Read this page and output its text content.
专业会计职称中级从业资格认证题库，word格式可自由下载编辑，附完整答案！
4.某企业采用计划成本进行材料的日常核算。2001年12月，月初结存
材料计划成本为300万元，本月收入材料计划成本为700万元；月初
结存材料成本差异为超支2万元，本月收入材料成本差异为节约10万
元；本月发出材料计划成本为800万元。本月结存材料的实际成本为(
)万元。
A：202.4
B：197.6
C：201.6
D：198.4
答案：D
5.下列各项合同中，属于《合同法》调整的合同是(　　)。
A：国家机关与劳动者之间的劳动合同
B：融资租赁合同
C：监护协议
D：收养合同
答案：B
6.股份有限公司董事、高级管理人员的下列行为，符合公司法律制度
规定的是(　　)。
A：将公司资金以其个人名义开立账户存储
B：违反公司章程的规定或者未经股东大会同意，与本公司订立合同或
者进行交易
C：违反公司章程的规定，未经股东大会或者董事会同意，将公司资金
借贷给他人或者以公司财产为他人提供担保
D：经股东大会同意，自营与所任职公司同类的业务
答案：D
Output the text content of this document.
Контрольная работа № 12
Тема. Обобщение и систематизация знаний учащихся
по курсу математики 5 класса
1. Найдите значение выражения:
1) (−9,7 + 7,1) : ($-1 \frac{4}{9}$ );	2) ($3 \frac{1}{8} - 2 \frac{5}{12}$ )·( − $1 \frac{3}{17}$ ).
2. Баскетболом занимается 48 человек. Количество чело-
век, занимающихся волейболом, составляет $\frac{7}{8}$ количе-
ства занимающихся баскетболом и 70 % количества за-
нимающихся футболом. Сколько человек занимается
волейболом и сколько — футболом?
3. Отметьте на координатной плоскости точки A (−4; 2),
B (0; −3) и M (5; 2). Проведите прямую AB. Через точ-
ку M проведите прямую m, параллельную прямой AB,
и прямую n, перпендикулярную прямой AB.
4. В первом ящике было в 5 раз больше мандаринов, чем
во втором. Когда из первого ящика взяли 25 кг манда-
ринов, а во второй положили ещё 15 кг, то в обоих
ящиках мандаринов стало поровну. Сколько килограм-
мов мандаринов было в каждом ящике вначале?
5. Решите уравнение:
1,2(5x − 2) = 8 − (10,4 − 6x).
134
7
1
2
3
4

------------------------------------

• [WORK REQUIRED] Reproduce exactly, with nothing added, the lines from the one that contains "Output the text content of this document." to the end of the data.

• [COMPLETE RESPONSE]
Output the text content of this document.
Контрольная работа № 12
Тема. Обобщение и систематизация знаний учащихся
по курсу математики 5 класса
1. Найдите значение выражения:
1) (−9,7 + 7,1) : ($-1 \frac{4}{9}$ );	2) ($3 \frac{1}{8} - 2 \frac{5}{12}$ )·( − $1 \frac{3}{17}$ ).
2. Баскетболом занимается 48 человек. Количество чело-
век, занимающихся волейболом, составляет $\frac{7}{8}$ количе-
ства занимающихся баскетболом и 70 % количества за-
нимающихся футболом. Сколько человек занимается
волейболом и сколько — футболом?
3. Отметьте на координатной плоскости точки A (−4; 2),
B (0; −3) и M (5; 2). Проведите прямую AB. Через точ-
ку M проведите прямую m, параллельную прямой AB,
и прямую n, перпендикулярную прямой AB.
4. В первом ящике было в 5 раз больше мандаринов, чем
во втором. Когда из первого ящика взяли 25 кг манда-
ринов, а во второй положили ещё 15 кг, то в обоих
ящиках мандаринов стало поровну. Сколько килограм-
мов мандаринов было в каждом ящике вначале?
5. Решите уравнение:
1,2(5x − 2) = 8 − (10,4 − 6x).
134
7
1
2
3
4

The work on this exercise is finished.